Written request → Filter these entries so that only lines with the word "from" remain.

Given records →

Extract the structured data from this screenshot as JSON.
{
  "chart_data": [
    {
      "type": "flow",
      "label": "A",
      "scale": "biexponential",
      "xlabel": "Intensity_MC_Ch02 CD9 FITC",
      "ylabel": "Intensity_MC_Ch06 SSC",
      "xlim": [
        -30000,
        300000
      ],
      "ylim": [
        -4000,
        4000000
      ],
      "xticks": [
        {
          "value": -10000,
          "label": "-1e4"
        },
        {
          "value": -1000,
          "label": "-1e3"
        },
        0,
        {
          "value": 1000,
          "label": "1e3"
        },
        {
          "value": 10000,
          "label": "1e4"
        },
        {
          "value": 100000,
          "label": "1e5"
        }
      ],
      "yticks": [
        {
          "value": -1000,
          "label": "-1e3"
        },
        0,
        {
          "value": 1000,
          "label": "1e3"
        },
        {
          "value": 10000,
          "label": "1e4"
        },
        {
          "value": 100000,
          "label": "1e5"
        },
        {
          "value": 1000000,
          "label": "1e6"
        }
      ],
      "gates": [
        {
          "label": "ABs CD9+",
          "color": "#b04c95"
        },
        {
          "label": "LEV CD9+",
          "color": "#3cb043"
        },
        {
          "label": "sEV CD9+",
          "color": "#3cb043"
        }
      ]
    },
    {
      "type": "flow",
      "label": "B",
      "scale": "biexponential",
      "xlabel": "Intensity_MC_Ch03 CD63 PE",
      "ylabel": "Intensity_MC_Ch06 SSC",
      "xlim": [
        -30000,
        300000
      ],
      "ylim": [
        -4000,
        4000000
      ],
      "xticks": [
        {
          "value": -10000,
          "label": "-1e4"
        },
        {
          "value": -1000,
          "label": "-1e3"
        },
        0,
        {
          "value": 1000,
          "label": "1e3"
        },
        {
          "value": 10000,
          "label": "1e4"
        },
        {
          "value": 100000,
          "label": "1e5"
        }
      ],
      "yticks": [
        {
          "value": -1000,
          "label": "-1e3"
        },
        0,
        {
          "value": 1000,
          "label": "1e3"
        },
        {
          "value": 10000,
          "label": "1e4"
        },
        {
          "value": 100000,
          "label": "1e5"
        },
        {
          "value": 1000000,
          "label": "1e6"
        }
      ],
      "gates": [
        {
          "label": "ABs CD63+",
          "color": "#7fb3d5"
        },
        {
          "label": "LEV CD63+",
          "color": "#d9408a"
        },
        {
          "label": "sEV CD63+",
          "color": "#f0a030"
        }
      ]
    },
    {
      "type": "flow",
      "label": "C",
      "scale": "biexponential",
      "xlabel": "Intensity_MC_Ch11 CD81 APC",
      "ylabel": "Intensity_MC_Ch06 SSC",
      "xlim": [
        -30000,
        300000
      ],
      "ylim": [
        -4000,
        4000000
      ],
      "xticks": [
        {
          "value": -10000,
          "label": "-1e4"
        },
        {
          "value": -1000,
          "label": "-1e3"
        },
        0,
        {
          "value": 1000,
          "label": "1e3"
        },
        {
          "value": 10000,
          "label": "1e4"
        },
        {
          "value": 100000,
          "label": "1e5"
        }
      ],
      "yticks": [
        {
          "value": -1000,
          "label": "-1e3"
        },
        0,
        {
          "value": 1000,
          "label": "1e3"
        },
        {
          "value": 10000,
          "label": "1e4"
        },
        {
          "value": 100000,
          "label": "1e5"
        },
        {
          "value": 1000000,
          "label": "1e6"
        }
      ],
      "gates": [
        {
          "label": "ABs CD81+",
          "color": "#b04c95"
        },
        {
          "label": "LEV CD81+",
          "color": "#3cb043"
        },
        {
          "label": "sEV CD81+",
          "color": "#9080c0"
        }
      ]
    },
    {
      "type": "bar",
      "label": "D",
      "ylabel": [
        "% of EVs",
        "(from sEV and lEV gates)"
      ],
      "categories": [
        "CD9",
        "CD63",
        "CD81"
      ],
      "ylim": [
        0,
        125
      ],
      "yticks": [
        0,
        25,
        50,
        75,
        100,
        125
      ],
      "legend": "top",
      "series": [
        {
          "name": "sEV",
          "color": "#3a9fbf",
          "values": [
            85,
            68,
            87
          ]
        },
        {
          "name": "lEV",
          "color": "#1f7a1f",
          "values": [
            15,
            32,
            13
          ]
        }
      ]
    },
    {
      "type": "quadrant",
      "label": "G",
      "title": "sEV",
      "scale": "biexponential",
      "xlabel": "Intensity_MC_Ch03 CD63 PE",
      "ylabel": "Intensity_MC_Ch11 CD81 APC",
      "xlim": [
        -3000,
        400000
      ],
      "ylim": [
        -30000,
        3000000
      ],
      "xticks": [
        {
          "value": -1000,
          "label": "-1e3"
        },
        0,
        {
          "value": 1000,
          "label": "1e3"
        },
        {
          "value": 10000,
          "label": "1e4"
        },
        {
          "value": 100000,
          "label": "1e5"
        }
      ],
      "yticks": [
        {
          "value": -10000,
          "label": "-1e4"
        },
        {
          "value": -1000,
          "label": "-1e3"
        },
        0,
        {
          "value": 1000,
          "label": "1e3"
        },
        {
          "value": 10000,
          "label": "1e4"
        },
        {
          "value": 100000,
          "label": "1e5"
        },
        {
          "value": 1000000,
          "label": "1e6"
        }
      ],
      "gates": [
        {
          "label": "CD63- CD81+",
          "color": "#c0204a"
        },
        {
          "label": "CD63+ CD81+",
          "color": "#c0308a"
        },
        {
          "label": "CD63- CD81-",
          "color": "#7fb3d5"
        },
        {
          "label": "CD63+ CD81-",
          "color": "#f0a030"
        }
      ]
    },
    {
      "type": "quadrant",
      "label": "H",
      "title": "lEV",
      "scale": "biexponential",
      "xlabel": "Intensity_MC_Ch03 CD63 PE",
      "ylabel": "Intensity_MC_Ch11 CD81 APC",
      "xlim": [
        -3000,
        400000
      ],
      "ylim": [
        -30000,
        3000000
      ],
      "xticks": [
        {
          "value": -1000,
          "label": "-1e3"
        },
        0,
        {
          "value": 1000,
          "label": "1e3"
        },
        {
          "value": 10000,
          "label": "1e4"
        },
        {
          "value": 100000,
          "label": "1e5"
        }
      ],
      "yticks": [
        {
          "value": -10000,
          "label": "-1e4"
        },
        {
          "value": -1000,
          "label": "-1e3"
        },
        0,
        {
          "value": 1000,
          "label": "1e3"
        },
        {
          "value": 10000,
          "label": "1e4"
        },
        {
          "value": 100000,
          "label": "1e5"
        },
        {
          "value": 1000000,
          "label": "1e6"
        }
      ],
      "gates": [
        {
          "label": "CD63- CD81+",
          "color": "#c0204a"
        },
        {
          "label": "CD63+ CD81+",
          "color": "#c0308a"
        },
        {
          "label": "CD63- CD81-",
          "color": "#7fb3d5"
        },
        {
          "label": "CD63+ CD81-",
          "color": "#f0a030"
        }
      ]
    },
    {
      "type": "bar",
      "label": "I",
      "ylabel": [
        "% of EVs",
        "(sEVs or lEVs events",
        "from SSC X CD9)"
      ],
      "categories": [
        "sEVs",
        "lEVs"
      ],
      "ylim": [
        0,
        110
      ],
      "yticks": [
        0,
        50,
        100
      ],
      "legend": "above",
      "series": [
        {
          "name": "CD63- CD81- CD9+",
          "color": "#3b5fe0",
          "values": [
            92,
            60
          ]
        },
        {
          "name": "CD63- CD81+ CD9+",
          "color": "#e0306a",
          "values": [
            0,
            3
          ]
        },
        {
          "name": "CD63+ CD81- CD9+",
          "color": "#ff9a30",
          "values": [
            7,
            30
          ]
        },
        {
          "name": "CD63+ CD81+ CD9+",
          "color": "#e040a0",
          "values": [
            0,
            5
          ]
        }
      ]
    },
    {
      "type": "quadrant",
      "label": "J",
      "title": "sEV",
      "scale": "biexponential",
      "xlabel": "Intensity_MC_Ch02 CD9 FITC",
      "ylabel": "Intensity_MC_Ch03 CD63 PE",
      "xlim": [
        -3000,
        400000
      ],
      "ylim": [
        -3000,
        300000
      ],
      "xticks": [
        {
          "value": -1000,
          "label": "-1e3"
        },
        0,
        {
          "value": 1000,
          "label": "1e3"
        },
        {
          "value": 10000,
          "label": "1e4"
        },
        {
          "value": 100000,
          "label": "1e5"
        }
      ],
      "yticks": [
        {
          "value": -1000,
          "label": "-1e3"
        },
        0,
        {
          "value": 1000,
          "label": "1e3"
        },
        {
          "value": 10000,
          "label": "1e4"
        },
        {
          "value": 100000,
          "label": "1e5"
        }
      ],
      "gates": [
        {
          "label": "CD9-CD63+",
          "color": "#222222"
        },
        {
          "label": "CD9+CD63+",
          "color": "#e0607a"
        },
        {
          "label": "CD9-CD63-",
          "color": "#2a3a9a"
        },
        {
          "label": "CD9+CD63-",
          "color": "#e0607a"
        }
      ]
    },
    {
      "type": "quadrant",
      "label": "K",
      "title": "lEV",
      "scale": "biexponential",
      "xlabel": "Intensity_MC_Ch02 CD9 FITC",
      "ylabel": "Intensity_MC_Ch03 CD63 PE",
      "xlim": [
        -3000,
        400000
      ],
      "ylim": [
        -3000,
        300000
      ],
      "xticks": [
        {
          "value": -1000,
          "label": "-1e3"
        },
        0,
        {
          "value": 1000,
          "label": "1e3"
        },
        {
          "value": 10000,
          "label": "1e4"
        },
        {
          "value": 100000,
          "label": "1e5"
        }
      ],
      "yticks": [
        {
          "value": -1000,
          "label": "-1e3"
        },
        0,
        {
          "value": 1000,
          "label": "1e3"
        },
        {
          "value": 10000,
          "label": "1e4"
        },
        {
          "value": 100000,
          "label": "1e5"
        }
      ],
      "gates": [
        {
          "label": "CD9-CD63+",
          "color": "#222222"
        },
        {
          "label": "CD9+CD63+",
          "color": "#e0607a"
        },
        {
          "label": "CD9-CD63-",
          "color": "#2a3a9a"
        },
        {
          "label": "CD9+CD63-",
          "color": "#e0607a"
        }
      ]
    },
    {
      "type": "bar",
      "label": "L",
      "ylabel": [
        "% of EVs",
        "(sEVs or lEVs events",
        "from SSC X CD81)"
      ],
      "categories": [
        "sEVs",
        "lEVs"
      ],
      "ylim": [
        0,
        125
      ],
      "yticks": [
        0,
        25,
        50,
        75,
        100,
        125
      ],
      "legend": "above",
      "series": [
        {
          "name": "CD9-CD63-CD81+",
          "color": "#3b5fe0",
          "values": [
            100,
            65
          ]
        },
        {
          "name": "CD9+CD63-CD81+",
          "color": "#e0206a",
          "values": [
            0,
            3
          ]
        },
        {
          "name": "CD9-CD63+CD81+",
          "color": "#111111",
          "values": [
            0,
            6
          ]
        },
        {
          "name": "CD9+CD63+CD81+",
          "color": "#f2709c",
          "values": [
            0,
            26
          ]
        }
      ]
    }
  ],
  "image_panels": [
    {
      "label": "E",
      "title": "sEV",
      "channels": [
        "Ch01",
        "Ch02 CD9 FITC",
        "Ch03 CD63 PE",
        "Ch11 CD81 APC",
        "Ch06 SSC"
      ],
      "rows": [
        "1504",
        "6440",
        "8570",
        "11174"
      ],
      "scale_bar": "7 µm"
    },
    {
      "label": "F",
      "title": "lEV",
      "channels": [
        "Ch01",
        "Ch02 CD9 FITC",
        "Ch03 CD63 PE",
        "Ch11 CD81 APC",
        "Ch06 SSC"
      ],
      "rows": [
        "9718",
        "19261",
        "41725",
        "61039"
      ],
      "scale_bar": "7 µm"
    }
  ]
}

Output for this task →
Extract the structured data from this screenshot as JSON.
        "(from sEV and lEV gates)"
        "from SSC X CD9)"
        "from SSC X CD81)"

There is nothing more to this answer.